━━━━━ Data rows

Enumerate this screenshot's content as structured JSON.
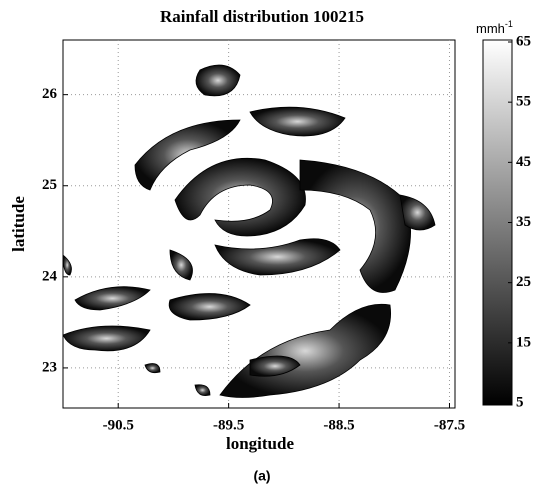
{
  "chart_data": {
    "type": "contour",
    "title": "Rainfall distribution 100215",
    "x_label": "longitude",
    "y_label": "latitude",
    "xlim": [
      -91.0,
      -87.45
    ],
    "xticks": [
      -90.5,
      -89.5,
      -88.5,
      -87.5
    ],
    "ylim": [
      22.56,
      26.6
    ],
    "yticks": [
      23,
      24,
      25,
      26
    ],
    "grid": true,
    "colorbar": {
      "unit": "mmh",
      "unit_exponent": "-1",
      "lim": [
        5,
        65
      ],
      "ticks": [
        5,
        15,
        25,
        35,
        45,
        55,
        65
      ],
      "colors": [
        "#000000",
        "#ffffff"
      ]
    },
    "caption": "(a)"
  }
}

━━━━━━━━━━

**What you are asked to do**. Exactly reproduce each record, leaving out any pictures.

**Exercise output**.
Enumerate this screenshot's content as structured JSON.
{
  "chart_data": {
    "type": "contour",
    "title": "Rainfall distribution 100215",
    "x_label": "longitude",
    "y_label": "latitude",
    "xlim": [
      -91.0,
      -87.45
    ],
    "xticks": [
      -90.5,
      -89.5,
      -88.5,
      -87.5
    ],
    "ylim": [
      22.56,
      26.6
    ],
    "yticks": [
      23,
      24,
      25,
      26
    ],
    "grid": true,
    "colorbar": {
      "unit": "mmh",
      "unit_exponent": "-1",
      "lim": [
        5,
        65
      ],
      "ticks": [
        5,
        15,
        25,
        35,
        45,
        55,
        65
      ],
      "colors": [
        "#000000",
        "#ffffff"
      ]
    },
    "caption": "(a)"
  }
}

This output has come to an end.